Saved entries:
━━━━━━━━━━

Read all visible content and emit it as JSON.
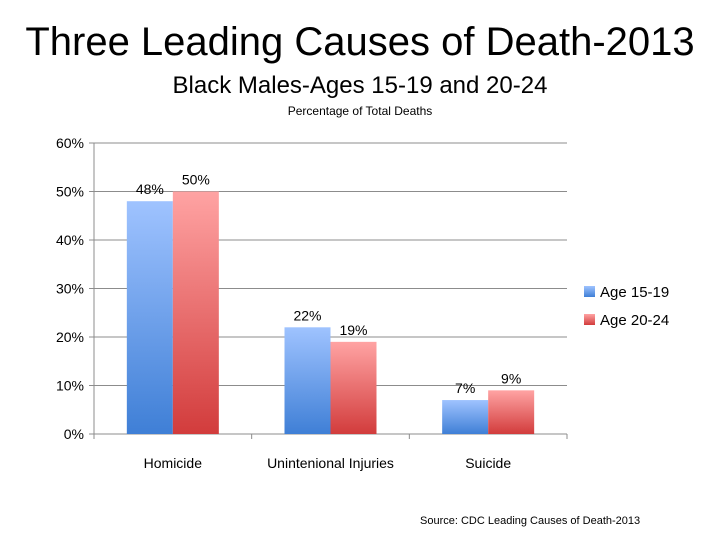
{
  "slide": {
    "title": "Three Leading Causes of Death-2013",
    "subtitle": "Black Males-Ages 15-19 and 20-24",
    "subtitle2": "Percentage of Total Deaths",
    "source": "Source: CDC Leading Causes of Death-2013"
  },
  "chart_data": {
    "type": "bar",
    "title": "Three Leading Causes of Death-2013",
    "subtitle": "Black Males-Ages 15-19 and 20-24",
    "ylabel": "",
    "xlabel": "",
    "categories": [
      "Homicide",
      "Unintenional Injuries",
      "Suicide"
    ],
    "series": [
      {
        "name": "Age 15-19",
        "values": [
          48,
          22,
          7
        ],
        "labels": [
          "48%",
          "22%",
          "7%"
        ],
        "color_top": "#9fc3ff",
        "color_bottom": "#3f7fd6"
      },
      {
        "name": "Age 20-24",
        "values": [
          50,
          19,
          9
        ],
        "labels": [
          "50%",
          "19%",
          "9%"
        ],
        "color_top": "#ffa3a3",
        "color_bottom": "#d23c3c"
      }
    ],
    "ylim": [
      0,
      60
    ],
    "yticks": [
      0,
      10,
      20,
      30,
      40,
      50,
      60
    ],
    "ytick_labels": [
      "0%",
      "10%",
      "20%",
      "30%",
      "40%",
      "50%",
      "60%"
    ],
    "grid": true,
    "legend_position": "right"
  }
}
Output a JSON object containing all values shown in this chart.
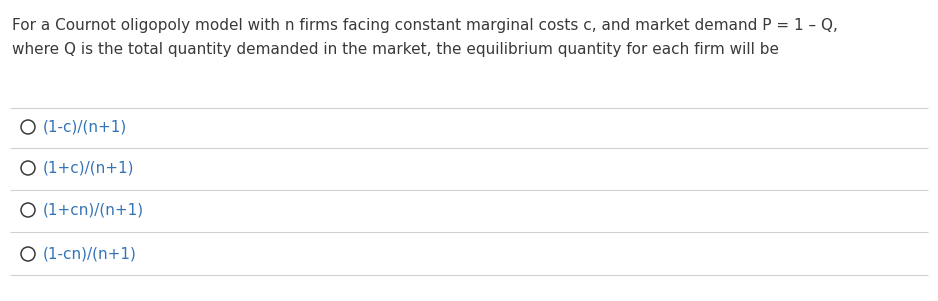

━━━━━━━━━━

Written problem:
From the listing above, copy all lines holding the word "JSON".

Correct result:
Read all visible content and emit it as JSON.
Output a JSON object containing all values shown in this chart.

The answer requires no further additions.